[Given instruction] All records are to be retyped faithfully and completely.
^^^^^^^^^^^^^^^^
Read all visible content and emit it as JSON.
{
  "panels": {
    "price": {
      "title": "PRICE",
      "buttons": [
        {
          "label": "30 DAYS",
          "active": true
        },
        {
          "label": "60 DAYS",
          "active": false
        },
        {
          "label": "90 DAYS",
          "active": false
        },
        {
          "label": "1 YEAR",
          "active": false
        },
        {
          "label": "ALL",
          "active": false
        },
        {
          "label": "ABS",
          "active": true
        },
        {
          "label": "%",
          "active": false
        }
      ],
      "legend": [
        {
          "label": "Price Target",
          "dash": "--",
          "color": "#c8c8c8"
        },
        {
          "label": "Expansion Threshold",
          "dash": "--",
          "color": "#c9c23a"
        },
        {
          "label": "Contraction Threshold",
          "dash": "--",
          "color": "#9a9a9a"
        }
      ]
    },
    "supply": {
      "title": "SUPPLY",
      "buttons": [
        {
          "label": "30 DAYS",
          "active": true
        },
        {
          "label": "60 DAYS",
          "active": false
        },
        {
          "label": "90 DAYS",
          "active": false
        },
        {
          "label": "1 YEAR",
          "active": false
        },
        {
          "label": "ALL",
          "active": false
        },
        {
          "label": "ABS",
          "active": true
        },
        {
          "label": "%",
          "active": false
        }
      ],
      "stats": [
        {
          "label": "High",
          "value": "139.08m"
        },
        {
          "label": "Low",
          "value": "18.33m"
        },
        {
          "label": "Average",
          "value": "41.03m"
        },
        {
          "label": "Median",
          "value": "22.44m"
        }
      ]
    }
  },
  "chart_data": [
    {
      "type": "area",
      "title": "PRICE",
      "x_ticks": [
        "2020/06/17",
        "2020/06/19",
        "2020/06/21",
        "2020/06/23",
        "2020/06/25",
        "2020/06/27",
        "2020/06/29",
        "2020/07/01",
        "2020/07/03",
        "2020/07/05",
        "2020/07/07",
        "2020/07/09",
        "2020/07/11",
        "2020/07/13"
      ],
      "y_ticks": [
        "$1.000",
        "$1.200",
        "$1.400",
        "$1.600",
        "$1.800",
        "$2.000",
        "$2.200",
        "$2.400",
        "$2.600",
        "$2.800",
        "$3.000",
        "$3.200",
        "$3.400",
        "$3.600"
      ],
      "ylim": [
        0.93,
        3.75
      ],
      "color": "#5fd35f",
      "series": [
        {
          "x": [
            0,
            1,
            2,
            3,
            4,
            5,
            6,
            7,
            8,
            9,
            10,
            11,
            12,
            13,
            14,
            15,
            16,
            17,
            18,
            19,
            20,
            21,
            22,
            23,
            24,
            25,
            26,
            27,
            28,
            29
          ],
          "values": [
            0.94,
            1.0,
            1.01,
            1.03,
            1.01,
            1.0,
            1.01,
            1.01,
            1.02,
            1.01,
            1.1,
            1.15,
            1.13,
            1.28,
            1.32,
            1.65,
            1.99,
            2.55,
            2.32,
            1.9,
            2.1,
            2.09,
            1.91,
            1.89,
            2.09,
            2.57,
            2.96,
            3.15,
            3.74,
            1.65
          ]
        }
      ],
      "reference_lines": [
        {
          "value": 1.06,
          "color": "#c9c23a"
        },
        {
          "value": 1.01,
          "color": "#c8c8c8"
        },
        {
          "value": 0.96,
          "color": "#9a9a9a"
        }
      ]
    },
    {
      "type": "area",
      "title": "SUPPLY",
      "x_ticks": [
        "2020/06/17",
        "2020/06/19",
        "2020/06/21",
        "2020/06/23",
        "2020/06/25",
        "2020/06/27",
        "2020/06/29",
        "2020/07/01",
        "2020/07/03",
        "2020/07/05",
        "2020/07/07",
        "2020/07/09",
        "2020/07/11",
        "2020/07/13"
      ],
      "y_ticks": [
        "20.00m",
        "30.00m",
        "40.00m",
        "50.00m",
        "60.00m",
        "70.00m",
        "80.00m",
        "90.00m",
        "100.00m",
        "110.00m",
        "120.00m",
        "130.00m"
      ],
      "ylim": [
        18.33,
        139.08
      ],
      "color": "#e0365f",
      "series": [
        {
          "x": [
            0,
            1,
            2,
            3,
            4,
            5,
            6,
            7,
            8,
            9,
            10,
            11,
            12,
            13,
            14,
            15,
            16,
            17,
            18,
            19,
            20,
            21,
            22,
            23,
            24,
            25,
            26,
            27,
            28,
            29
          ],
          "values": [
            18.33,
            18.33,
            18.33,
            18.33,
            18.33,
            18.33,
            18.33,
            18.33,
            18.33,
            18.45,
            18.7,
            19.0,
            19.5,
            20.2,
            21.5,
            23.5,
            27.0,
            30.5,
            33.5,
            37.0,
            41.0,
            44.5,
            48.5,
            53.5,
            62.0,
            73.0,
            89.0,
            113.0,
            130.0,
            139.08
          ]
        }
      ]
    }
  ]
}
^^^^^^^^^^^^^^^^
[Finished exercise]
Read all visible content and emit it as JSON.
{
  "panels": {
    "price": {
      "title": "PRICE",
      "buttons": [
        {
          "label": "30 DAYS",
          "active": true
        },
        {
          "label": "60 DAYS",
          "active": false
        },
        {
          "label": "90 DAYS",
          "active": false
        },
        {
          "label": "1 YEAR",
          "active": false
        },
        {
          "label": "ALL",
          "active": false
        },
        {
          "label": "ABS",
          "active": true
        },
        {
          "label": "%",
          "active": false
        }
      ],
      "legend": [
        {
          "label": "Price Target",
          "dash": "--",
          "color": "#c8c8c8"
        },
        {
          "label": "Expansion Threshold",
          "dash": "--",
          "color": "#c9c23a"
        },
        {
          "label": "Contraction Threshold",
          "dash": "--",
          "color": "#9a9a9a"
        }
      ]
    },
    "supply": {
      "title": "SUPPLY",
      "buttons": [
        {
          "label": "30 DAYS",
          "active": true
        },
        {
          "label": "60 DAYS",
          "active": false
        },
        {
          "label": "90 DAYS",
          "active": false
        },
        {
          "label": "1 YEAR",
          "active": false
        },
        {
          "label": "ALL",
          "active": false
        },
        {
          "label": "ABS",
          "active": true
        },
        {
          "label": "%",
          "active": false
        }
      ],
      "stats": [
        {
          "label": "High",
          "value": "139.08m"
        },
        {
          "label": "Low",
          "value": "18.33m"
        },
        {
          "label": "Average",
          "value": "41.03m"
        },
        {
          "label": "Median",
          "value": "22.44m"
        }
      ]
    }
  },
  "chart_data": [
    {
      "type": "area",
      "title": "PRICE",
      "x_ticks": [
        "2020/06/17",
        "2020/06/19",
        "2020/06/21",
        "2020/06/23",
        "2020/06/25",
        "2020/06/27",
        "2020/06/29",
        "2020/07/01",
        "2020/07/03",
        "2020/07/05",
        "2020/07/07",
        "2020/07/09",
        "2020/07/11",
        "2020/07/13"
      ],
      "y_ticks": [
        "$1.000",
        "$1.200",
        "$1.400",
        "$1.600",
        "$1.800",
        "$2.000",
        "$2.200",
        "$2.400",
        "$2.600",
        "$2.800",
        "$3.000",
        "$3.200",
        "$3.400",
        "$3.600"
      ],
      "ylim": [
        0.93,
        3.75
      ],
      "color": "#5fd35f",
      "series": [
        {
          "x": [
            0,
            1,
            2,
            3,
            4,
            5,
            6,
            7,
            8,
            9,
            10,
            11,
            12,
            13,
            14,
            15,
            16,
            17,
            18,
            19,
            20,
            21,
            22,
            23,
            24,
            25,
            26,
            27,
            28,
            29
          ],
          "values": [
            0.94,
            1.0,
            1.01,
            1.03,
            1.01,
            1.0,
            1.01,
            1.01,
            1.02,
            1.01,
            1.1,
            1.15,
            1.13,
            1.28,
            1.32,
            1.65,
            1.99,
            2.55,
            2.32,
            1.9,
            2.1,
            2.09,
            1.91,
            1.89,
            2.09,
            2.57,
            2.96,
            3.15,
            3.74,
            1.65
          ]
        }
      ],
      "reference_lines": [
        {
          "value": 1.06,
          "color": "#c9c23a"
        },
        {
          "value": 1.01,
          "color": "#c8c8c8"
        },
        {
          "value": 0.96,
          "color": "#9a9a9a"
        }
      ]
    },
    {
      "type": "area",
      "title": "SUPPLY",
      "x_ticks": [
        "2020/06/17",
        "2020/06/19",
        "2020/06/21",
        "2020/06/23",
        "2020/06/25",
        "2020/06/27",
        "2020/06/29",
        "2020/07/01",
        "2020/07/03",
        "2020/07/05",
        "2020/07/07",
        "2020/07/09",
        "2020/07/11",
        "2020/07/13"
      ],
      "y_ticks": [
        "20.00m",
        "30.00m",
        "40.00m",
        "50.00m",
        "60.00m",
        "70.00m",
        "80.00m",
        "90.00m",
        "100.00m",
        "110.00m",
        "120.00m",
        "130.00m"
      ],
      "ylim": [
        18.33,
        139.08
      ],
      "color": "#e0365f",
      "series": [
        {
          "x": [
            0,
            1,
            2,
            3,
            4,
            5,
            6,
            7,
            8,
            9,
            10,
            11,
            12,
            13,
            14,
            15,
            16,
            17,
            18,
            19,
            20,
            21,
            22,
            23,
            24,
            25,
            26,
            27,
            28,
            29
          ],
          "values": [
            18.33,
            18.33,
            18.33,
            18.33,
            18.33,
            18.33,
            18.33,
            18.33,
            18.33,
            18.45,
            18.7,
            19.0,
            19.5,
            20.2,
            21.5,
            23.5,
            27.0,
            30.5,
            33.5,
            37.0,
            41.0,
            44.5,
            48.5,
            53.5,
            62.0,
            73.0,
            89.0,
            113.0,
            130.0,
            139.08
          ]
        }
      ]
    }
  ]
}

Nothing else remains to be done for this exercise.